* **GIVEN REQUEST**:
What follows is a set of records; restate each one word for word and drop the pictures.

* **Data excerpts**:
## Start

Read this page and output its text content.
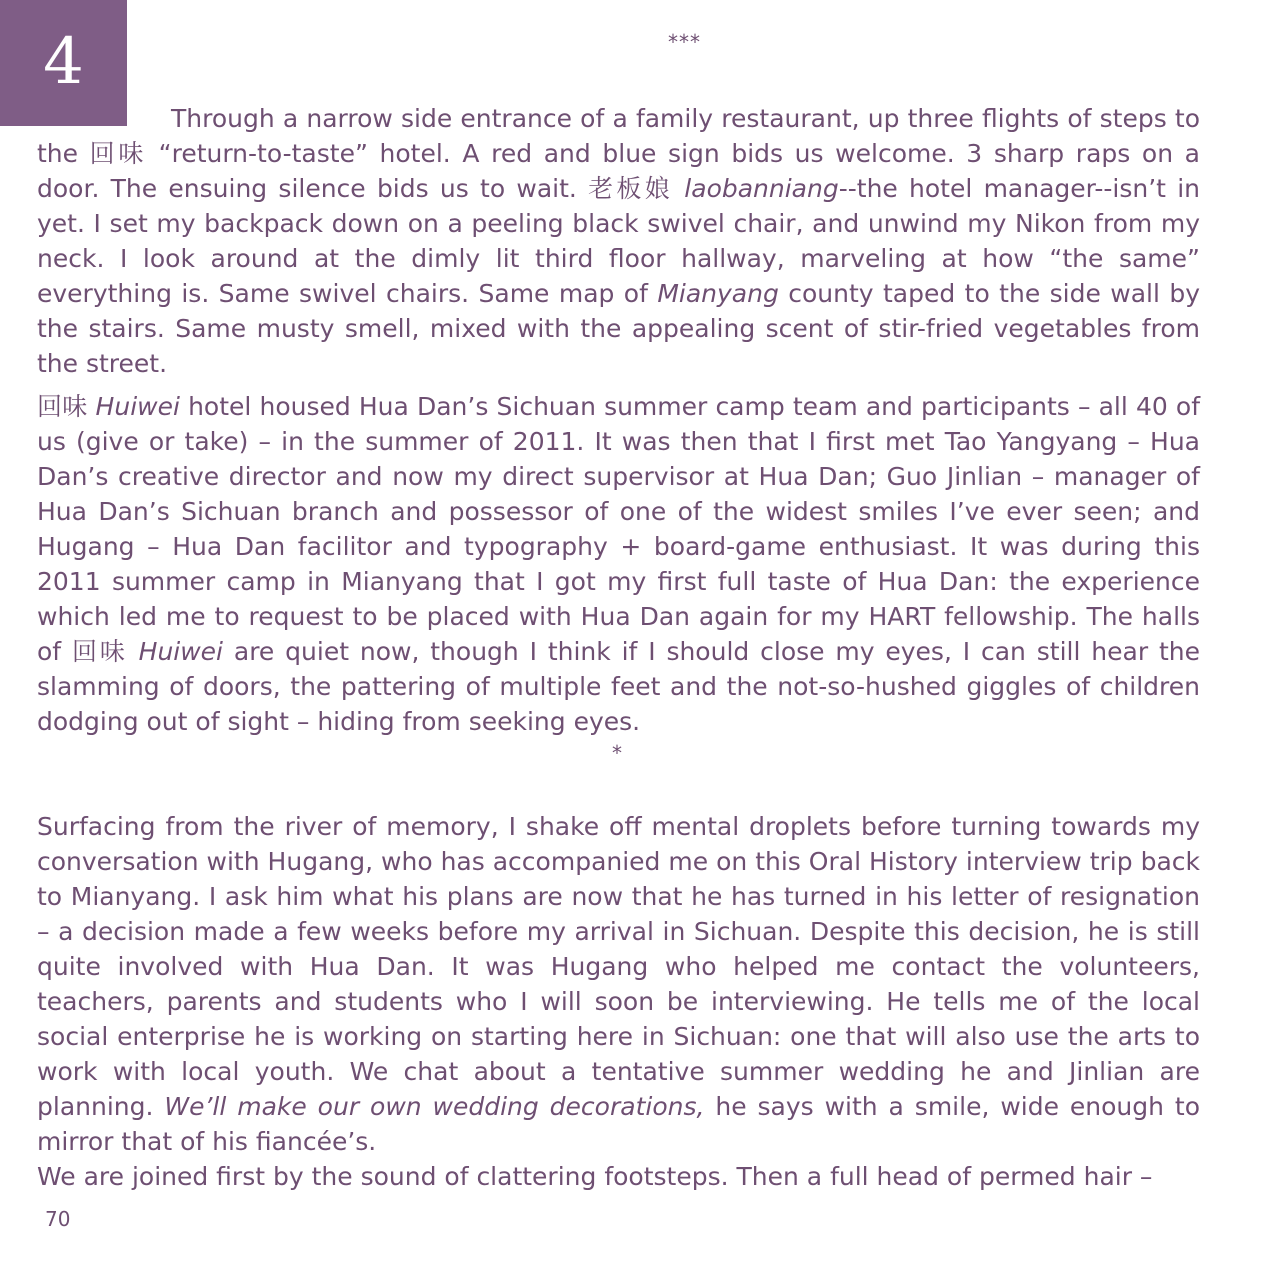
4	***
Through a narrow side entrance of a family restaurant, up three flights of steps to the 回味 “return-to-taste” hotel. A red and blue sign bids us welcome. 3 sharp raps on a door. The ensuing silence bids us to wait. 老板娘 laobanniang--the hotel manager--isn’t in yet. I set my backpack down on a peeling black swivel chair, and unwind my Nikon from my neck. I look around at the dimly lit third floor hallway, marveling at how “the same” everything is. Same swivel chairs. Same map of Mianyang county taped to the side wall by the stairs. Same musty smell, mixed with the appealing scent of stir-fried vegetables from the street.
回味 Huiwei hotel housed Hua Dan’s Sichuan summer camp team and participants – all 40 of us (give or take) – in the summer of 2011. It was then that I first met Tao Yangyang – Hua Dan’s creative director and now my direct supervisor at Hua Dan; Guo Jinlian – manager of Hua Dan’s Sichuan branch and possessor of one of the widest smiles I’ve ever seen; and Hugang – Hua Dan facilitor and typography + board-game enthusiast. It was during this 2011 summer camp in Mianyang that I got my first full taste of Hua Dan: the experience which led me to request to be placed with Hua Dan again for my HART fellowship. The halls of 回味 Huiwei are quiet now, though I think if I should close my eyes, I can still hear the slamming of doors, the pattering of multiple feet and the not-so-hushed giggles of children dodging out of sight – hiding from seeking eyes.
*
Surfacing from the river of memory, I shake off mental droplets before turning towards my conversation with Hugang, who has accompanied me on this Oral History interview trip back to Mianyang. I ask him what his plans are now that he has turned in his letter of resignation – a decision made a few weeks before my arrival in Sichuan. Despite this decision, he is still quite involved with Hua Dan. It was Hugang who helped me contact the volunteers, teachers, parents and students who I will soon be interviewing. He tells me of the local social enterprise he is working on starting here in Sichuan: one that will also use the arts to work with local youth. We chat about a tentative summer wedding he and Jinlian are planning. We’ll make our own wedding decorations, he says with a smile, wide enough to mirror that of his fiancée’s.
We are joined first by the sound of clattering footsteps. Then a full head of permed hair –
70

## End

* **ANSWER TO THIS TASK**:
Read this page and output its text content.
4	***
Through a narrow side entrance of a family restaurant, up three flights of steps to the 回味 “return-to-taste” hotel. A red and blue sign bids us welcome. 3 sharp raps on a door. The ensuing silence bids us to wait. 老板娘 laobanniang--the hotel manager--isn’t in yet. I set my backpack down on a peeling black swivel chair, and unwind my Nikon from my neck. I look around at the dimly lit third floor hallway, marveling at how “the same” everything is. Same swivel chairs. Same map of Mianyang county taped to the side wall by the stairs. Same musty smell, mixed with the appealing scent of stir-fried vegetables from the street.
回味 Huiwei hotel housed Hua Dan’s Sichuan summer camp team and participants – all 40 of us (give or take) – in the summer of 2011. It was then that I first met Tao Yangyang – Hua Dan’s creative director and now my direct supervisor at Hua Dan; Guo Jinlian – manager of Hua Dan’s Sichuan branch and possessor of one of the widest smiles I’ve ever seen; and Hugang – Hua Dan facilitor and typography + board-game enthusiast. It was during this 2011 summer camp in Mianyang that I got my first full taste of Hua Dan: the experience which led me to request to be placed with Hua Dan again for my HART fellowship. The halls of 回味 Huiwei are quiet now, though I think if I should close my eyes, I can still hear the slamming of doors, the pattering of multiple feet and the not-so-hushed giggles of children dodging out of sight – hiding from seeking eyes.
*
Surfacing from the river of memory, I shake off mental droplets before turning towards my conversation with Hugang, who has accompanied me on this Oral History interview trip back to Mianyang. I ask him what his plans are now that he has turned in his letter of resignation – a decision made a few weeks before my arrival in Sichuan. Despite this decision, he is still quite involved with Hua Dan. It was Hugang who helped me contact the volunteers, teachers, parents and students who I will soon be interviewing. He tells me of the local social enterprise he is working on starting here in Sichuan: one that will also use the arts to work with local youth. We chat about a tentative summer wedding he and Jinlian are planning. We’ll make our own wedding decorations, he says with a smile, wide enough to mirror that of his fiancée’s.
We are joined first by the sound of clattering footsteps. Then a full head of permed hair –
70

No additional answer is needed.